> [Task to complete] Copy every line of the data that contains the string "page".

> [Task input]
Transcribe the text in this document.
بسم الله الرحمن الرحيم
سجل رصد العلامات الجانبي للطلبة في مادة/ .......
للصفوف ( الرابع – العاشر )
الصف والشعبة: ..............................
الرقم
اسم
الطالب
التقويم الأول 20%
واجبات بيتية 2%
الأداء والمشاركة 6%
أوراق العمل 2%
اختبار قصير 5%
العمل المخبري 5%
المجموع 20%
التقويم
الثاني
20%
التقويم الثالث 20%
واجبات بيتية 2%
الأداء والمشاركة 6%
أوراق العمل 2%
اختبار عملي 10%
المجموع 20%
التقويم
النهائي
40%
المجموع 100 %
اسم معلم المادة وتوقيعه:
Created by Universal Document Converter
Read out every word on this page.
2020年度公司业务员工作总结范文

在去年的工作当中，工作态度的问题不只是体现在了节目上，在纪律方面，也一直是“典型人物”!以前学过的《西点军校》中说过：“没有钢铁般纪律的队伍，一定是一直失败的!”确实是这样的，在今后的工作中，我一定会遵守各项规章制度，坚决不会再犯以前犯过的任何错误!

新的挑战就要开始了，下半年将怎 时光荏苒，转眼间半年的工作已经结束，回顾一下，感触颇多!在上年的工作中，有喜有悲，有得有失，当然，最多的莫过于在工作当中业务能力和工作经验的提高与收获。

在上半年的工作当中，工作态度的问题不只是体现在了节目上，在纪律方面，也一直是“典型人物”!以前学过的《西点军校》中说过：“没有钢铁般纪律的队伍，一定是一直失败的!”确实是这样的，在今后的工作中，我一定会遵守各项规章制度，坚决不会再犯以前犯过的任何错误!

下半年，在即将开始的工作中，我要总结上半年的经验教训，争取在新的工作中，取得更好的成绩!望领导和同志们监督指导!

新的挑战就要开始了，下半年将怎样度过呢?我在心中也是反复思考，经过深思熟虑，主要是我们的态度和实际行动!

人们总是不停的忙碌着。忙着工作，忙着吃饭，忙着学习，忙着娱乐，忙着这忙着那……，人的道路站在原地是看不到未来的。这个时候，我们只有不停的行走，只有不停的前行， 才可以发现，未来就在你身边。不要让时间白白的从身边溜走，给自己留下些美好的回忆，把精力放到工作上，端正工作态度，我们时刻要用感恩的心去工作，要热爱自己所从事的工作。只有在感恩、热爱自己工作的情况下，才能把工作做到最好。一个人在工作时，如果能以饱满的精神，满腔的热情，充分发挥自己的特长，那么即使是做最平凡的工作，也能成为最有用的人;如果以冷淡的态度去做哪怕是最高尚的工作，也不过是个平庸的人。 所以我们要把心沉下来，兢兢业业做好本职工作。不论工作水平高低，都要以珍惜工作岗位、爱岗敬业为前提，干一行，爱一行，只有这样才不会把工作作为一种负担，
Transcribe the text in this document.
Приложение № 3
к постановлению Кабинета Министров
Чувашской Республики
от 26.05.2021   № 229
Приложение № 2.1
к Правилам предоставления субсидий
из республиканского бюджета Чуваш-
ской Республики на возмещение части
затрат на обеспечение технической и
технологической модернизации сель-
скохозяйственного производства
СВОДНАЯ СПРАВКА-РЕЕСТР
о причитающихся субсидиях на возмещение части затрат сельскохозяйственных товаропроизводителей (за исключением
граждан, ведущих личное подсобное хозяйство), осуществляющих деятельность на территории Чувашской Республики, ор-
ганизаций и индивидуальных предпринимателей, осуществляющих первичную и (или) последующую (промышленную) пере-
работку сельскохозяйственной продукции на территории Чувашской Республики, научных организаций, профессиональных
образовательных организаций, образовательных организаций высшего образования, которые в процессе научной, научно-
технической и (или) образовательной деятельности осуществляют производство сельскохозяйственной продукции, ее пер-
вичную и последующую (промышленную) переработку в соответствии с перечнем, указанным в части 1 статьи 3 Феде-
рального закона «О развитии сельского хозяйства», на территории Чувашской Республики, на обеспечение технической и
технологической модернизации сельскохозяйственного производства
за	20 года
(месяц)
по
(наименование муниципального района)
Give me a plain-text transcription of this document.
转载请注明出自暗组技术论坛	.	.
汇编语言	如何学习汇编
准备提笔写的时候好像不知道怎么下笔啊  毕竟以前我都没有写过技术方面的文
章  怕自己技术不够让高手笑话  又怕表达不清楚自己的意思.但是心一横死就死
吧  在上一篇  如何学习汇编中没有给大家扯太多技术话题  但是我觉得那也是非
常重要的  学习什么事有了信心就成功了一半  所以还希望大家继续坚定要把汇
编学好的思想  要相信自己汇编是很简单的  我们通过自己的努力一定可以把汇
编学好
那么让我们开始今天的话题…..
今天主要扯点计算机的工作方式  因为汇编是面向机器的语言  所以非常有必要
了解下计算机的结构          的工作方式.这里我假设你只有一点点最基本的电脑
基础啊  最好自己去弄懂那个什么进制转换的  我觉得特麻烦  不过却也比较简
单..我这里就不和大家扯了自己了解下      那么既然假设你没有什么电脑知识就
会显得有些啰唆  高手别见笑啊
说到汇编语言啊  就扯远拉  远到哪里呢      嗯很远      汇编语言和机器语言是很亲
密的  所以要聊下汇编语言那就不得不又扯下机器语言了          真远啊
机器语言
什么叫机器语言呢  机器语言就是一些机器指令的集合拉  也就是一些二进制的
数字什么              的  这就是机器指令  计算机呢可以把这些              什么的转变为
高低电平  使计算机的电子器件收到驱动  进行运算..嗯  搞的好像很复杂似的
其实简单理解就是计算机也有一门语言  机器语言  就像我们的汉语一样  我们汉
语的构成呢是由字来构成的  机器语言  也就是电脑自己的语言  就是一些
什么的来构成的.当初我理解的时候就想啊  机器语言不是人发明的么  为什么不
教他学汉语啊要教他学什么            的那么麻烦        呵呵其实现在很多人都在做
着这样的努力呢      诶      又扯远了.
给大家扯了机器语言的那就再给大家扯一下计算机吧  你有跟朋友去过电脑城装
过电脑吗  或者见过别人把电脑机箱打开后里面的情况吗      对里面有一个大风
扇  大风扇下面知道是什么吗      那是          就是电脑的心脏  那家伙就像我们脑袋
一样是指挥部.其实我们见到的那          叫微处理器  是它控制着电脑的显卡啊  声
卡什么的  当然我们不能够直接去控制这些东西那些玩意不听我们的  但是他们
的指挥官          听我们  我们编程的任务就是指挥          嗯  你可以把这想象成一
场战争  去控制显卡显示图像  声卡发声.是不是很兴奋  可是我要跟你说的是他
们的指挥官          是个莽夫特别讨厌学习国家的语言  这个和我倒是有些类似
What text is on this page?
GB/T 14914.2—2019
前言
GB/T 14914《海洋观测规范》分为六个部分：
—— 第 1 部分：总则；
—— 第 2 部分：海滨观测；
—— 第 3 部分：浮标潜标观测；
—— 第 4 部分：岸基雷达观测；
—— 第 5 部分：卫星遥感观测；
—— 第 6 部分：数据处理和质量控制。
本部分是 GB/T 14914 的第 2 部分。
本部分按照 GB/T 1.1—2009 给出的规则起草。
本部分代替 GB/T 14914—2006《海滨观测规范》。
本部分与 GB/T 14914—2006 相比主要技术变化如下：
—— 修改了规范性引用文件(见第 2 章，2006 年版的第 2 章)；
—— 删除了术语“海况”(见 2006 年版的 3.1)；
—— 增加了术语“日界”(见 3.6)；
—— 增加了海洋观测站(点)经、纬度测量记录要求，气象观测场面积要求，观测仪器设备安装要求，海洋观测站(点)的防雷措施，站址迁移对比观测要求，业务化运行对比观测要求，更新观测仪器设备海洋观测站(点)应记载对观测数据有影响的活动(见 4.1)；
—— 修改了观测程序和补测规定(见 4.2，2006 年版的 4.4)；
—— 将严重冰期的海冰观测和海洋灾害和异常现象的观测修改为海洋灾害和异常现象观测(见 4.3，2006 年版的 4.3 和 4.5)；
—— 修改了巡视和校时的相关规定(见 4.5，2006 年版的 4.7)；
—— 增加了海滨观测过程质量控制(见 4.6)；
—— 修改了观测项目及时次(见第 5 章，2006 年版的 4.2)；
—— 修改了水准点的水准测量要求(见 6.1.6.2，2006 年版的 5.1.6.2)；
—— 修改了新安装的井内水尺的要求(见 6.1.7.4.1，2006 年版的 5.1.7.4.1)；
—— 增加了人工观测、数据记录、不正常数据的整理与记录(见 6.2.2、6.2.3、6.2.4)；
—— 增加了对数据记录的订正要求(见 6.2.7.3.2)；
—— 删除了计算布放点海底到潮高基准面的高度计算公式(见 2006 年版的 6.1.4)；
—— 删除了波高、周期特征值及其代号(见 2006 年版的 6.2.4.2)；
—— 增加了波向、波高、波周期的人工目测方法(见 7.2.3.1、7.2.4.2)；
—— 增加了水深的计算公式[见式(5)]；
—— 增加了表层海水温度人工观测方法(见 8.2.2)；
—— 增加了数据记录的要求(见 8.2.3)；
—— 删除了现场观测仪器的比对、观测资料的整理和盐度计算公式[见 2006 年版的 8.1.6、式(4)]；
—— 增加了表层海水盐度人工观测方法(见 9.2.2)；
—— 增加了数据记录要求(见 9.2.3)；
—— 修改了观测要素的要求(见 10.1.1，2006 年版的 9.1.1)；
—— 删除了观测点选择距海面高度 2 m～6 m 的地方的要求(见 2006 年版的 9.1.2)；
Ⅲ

> [Written answer]
Read out every word on this page.
What text is on this page?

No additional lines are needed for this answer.